REQUEST:
Every line below that mentions the word "tuturor" should be copied out.

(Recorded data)
---------------
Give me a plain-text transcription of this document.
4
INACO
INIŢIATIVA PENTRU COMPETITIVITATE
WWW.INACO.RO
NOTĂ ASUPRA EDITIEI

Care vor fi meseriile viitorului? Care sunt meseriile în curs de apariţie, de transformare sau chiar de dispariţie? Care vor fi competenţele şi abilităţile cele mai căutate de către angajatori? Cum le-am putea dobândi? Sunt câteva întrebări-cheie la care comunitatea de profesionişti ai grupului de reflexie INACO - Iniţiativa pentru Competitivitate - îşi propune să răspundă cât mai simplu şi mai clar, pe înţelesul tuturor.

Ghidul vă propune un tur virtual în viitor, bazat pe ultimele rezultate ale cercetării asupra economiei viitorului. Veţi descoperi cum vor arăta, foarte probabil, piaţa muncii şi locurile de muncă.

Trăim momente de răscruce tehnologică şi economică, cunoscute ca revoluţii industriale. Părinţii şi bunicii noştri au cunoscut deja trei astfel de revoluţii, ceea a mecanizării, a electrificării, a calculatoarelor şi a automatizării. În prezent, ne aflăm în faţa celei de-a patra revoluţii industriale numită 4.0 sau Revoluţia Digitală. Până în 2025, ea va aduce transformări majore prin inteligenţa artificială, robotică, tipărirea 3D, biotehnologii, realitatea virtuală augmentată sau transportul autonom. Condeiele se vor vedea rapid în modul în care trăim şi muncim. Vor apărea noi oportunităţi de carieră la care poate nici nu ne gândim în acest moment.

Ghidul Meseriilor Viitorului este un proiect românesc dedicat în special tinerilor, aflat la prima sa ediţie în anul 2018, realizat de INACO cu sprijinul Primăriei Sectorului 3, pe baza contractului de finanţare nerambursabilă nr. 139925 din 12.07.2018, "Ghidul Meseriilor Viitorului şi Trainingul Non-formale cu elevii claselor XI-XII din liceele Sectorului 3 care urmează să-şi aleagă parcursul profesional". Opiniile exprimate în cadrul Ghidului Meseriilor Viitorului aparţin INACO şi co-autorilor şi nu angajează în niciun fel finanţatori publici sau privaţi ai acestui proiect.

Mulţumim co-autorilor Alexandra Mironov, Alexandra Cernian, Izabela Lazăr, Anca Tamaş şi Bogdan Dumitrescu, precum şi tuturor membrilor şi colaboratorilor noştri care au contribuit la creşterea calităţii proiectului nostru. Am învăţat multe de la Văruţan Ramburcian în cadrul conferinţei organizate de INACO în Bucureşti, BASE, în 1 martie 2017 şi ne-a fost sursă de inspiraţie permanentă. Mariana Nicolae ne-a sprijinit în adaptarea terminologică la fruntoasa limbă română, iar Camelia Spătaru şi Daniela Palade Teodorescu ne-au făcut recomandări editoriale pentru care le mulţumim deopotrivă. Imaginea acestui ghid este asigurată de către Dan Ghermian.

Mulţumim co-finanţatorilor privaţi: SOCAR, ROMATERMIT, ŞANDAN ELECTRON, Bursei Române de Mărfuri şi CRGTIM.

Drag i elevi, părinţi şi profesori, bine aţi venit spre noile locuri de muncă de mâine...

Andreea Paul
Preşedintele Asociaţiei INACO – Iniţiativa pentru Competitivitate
---------------
ANSWER FOR THE TASK:
Care vor fi meseriile viitorului? Care sunt meseriile în curs de apariţie, de transformare sau chiar de dispariţie? Care vor fi competenţele şi abilităţile cele mai căutate de către angajatori? Cum le-am putea dobândi? Sunt câteva întrebări-cheie la care comunitatea de profesionişti ai grupului de reflexie INACO - Iniţiativa pentru Competitivitate - îşi propune să răspundă cât mai simplu şi mai clar, pe înţelesul tuturor.
Mulţumim co-autorilor Alexandra Mironov, Alexandra Cernian, Izabela Lazăr, Anca Tamaş şi Bogdan Dumitrescu, precum şi tuturor membrilor şi colaboratorilor noştri care au contribuit la creşterea calităţii proiectului nostru. Am învăţat multe de la Văruţan Ramburcian în cadrul conferinţei organizate de INACO în Bucureşti, BASE, în 1 martie 2017 şi ne-a fost sursă de inspiraţie permanentă. Mariana Nicolae ne-a sprijinit în adaptarea terminologică la fruntoasa limbă română, iar Camelia Spătaru şi Daniela Palade Teodorescu ne-au făcut recomandări editoriale pentru care le mulţumim deopotrivă. Imaginea acestui ghid este asigurată de către Dan Ghermian.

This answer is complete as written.